* start *
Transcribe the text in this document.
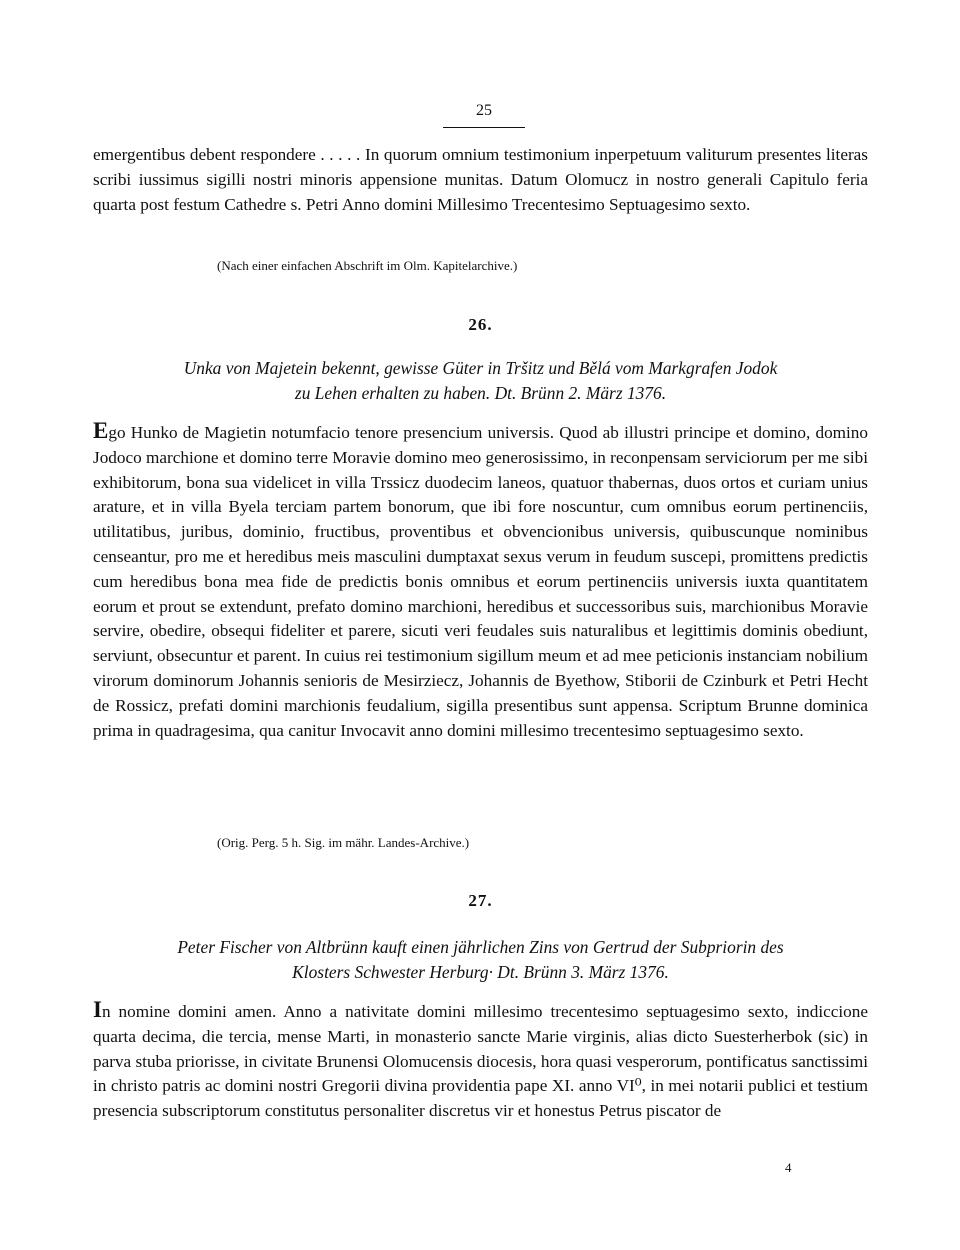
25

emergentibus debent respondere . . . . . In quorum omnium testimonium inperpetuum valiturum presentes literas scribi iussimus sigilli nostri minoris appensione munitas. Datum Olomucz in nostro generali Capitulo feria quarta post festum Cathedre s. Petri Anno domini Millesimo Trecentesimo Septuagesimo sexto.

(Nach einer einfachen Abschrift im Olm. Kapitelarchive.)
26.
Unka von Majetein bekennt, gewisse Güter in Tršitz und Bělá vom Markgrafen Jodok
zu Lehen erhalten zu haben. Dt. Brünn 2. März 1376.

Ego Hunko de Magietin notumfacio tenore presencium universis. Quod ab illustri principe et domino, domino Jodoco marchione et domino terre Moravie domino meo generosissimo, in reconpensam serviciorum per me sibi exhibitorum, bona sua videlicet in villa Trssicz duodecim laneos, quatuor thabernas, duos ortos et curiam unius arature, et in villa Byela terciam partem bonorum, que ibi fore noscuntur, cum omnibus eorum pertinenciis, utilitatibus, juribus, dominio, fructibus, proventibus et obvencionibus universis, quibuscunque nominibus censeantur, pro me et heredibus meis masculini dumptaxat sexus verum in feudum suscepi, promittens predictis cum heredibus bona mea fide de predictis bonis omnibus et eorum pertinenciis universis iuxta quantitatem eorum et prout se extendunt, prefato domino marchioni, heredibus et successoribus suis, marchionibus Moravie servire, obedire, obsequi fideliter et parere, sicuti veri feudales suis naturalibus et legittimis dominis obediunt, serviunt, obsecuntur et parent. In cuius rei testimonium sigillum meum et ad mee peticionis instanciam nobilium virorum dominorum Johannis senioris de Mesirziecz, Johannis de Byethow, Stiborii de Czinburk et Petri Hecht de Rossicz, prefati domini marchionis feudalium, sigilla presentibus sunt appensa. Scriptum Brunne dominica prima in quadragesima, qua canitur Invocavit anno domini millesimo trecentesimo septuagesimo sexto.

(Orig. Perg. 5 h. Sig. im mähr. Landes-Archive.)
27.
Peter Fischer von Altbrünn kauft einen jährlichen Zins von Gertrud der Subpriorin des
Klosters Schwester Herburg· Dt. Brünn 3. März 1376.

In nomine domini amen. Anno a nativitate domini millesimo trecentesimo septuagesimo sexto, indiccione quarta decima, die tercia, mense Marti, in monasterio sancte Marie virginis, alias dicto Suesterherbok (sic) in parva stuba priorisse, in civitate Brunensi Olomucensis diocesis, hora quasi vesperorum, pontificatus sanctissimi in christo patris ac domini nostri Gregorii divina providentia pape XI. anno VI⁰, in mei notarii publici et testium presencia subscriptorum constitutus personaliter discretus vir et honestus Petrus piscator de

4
* end *
* start *
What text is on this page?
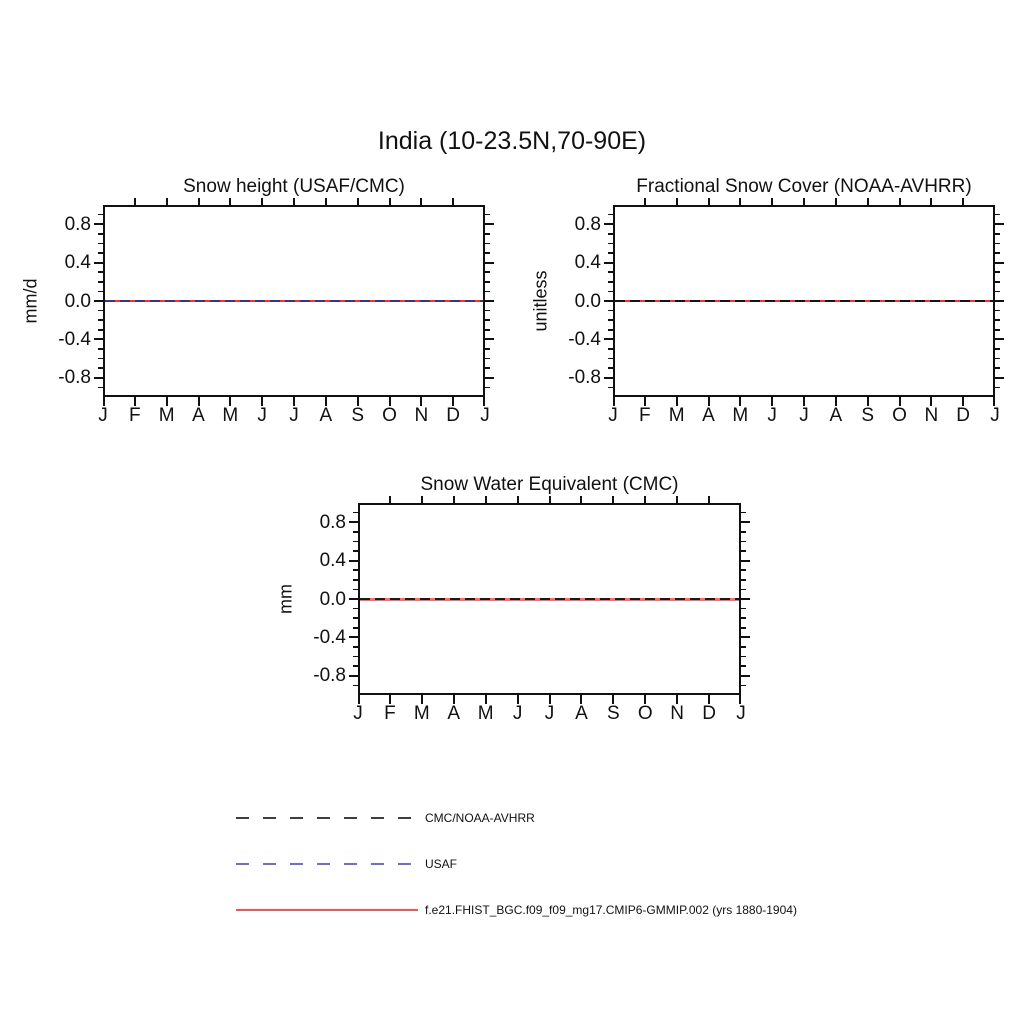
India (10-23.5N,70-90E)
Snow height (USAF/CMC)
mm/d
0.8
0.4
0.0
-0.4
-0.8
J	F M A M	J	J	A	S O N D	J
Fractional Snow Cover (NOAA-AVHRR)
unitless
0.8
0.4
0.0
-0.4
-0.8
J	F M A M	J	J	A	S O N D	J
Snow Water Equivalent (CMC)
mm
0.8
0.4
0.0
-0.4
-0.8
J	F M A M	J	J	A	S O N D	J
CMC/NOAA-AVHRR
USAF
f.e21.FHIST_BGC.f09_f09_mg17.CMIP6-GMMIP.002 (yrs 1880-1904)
* end *
* start *
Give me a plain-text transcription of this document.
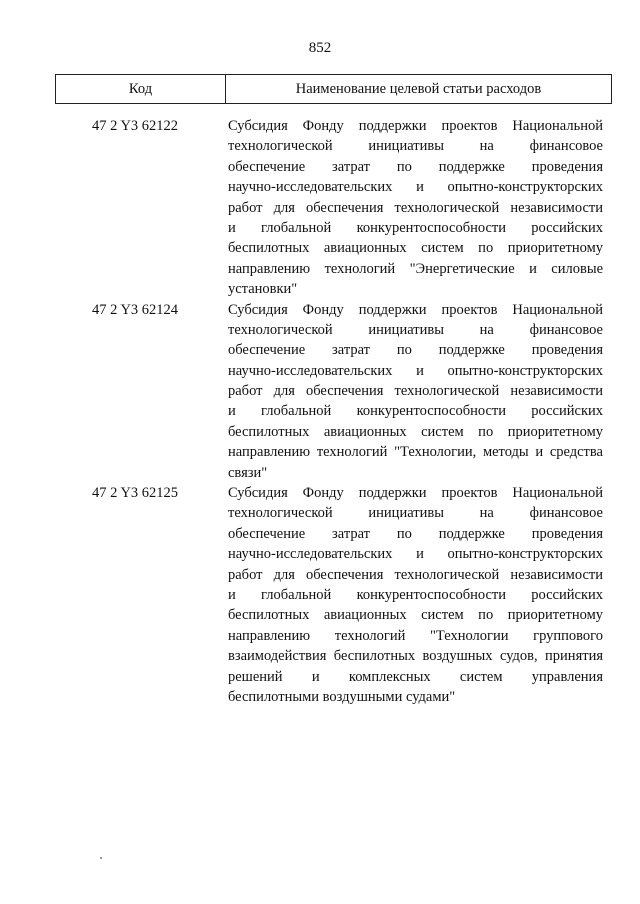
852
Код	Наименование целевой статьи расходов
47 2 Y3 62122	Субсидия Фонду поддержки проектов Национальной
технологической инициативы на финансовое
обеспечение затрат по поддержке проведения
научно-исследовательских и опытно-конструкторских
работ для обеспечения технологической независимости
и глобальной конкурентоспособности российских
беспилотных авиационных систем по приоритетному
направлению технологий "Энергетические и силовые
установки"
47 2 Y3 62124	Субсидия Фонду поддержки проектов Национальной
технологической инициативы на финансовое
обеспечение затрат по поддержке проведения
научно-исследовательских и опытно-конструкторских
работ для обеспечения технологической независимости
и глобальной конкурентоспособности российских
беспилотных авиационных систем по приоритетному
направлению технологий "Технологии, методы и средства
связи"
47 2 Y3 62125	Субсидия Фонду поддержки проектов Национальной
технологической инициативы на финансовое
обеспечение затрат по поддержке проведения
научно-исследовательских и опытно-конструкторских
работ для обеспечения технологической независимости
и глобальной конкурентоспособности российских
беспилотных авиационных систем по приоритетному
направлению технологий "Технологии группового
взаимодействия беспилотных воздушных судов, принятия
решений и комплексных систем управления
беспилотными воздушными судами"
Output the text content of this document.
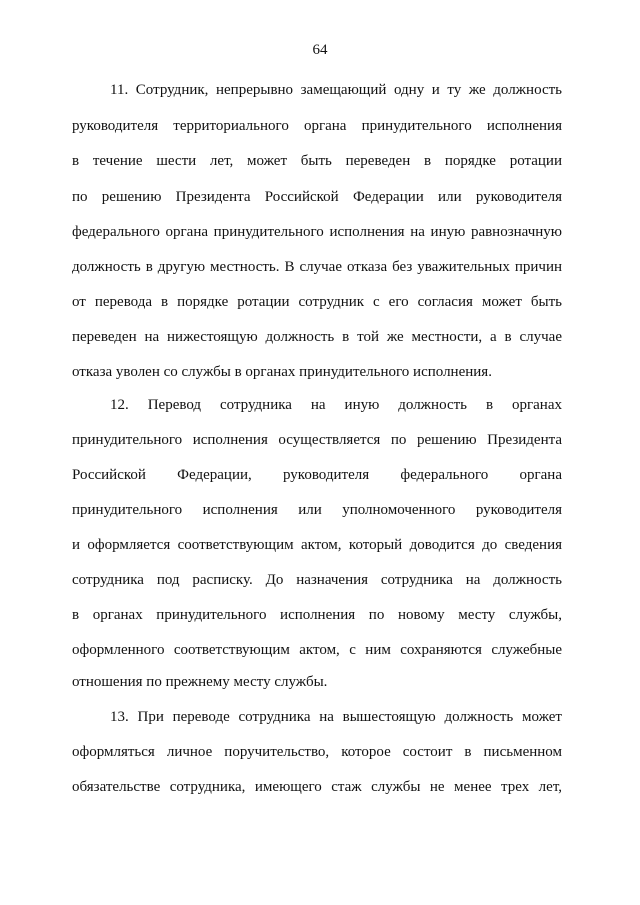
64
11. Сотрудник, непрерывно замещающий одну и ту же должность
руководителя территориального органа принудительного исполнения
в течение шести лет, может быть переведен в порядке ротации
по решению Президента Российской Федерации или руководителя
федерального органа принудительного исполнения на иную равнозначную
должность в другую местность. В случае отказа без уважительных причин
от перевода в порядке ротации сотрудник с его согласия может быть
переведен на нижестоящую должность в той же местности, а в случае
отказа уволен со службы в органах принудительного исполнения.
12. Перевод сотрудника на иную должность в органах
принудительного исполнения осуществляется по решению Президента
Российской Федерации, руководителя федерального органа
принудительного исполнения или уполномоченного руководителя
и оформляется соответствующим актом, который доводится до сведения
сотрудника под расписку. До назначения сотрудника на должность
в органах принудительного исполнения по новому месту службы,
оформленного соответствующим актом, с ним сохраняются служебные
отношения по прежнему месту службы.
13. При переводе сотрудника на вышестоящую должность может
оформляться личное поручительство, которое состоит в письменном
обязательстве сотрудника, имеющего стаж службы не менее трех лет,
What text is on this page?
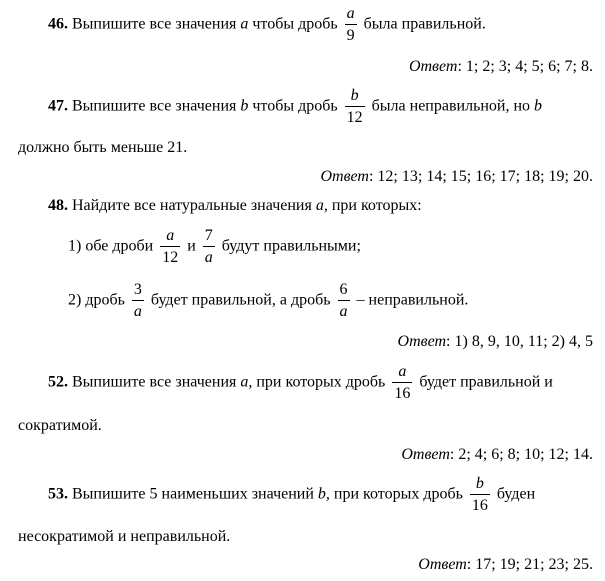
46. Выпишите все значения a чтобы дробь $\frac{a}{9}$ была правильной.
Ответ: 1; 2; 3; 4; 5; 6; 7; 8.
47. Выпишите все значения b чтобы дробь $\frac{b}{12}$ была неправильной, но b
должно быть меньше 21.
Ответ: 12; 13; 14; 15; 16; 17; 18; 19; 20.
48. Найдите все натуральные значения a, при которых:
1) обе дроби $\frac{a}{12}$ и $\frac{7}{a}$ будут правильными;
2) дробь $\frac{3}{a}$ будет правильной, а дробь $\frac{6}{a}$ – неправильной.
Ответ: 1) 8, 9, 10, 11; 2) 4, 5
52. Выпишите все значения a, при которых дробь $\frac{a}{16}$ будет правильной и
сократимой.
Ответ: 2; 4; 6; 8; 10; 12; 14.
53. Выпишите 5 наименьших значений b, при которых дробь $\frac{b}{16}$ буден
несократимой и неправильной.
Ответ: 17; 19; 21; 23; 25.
* end *
Set out every line from the material that contains the string "AVHRR".

Fractional Snow Cover (NOAA-AVHRR)
CMC/NOAA-AVHRR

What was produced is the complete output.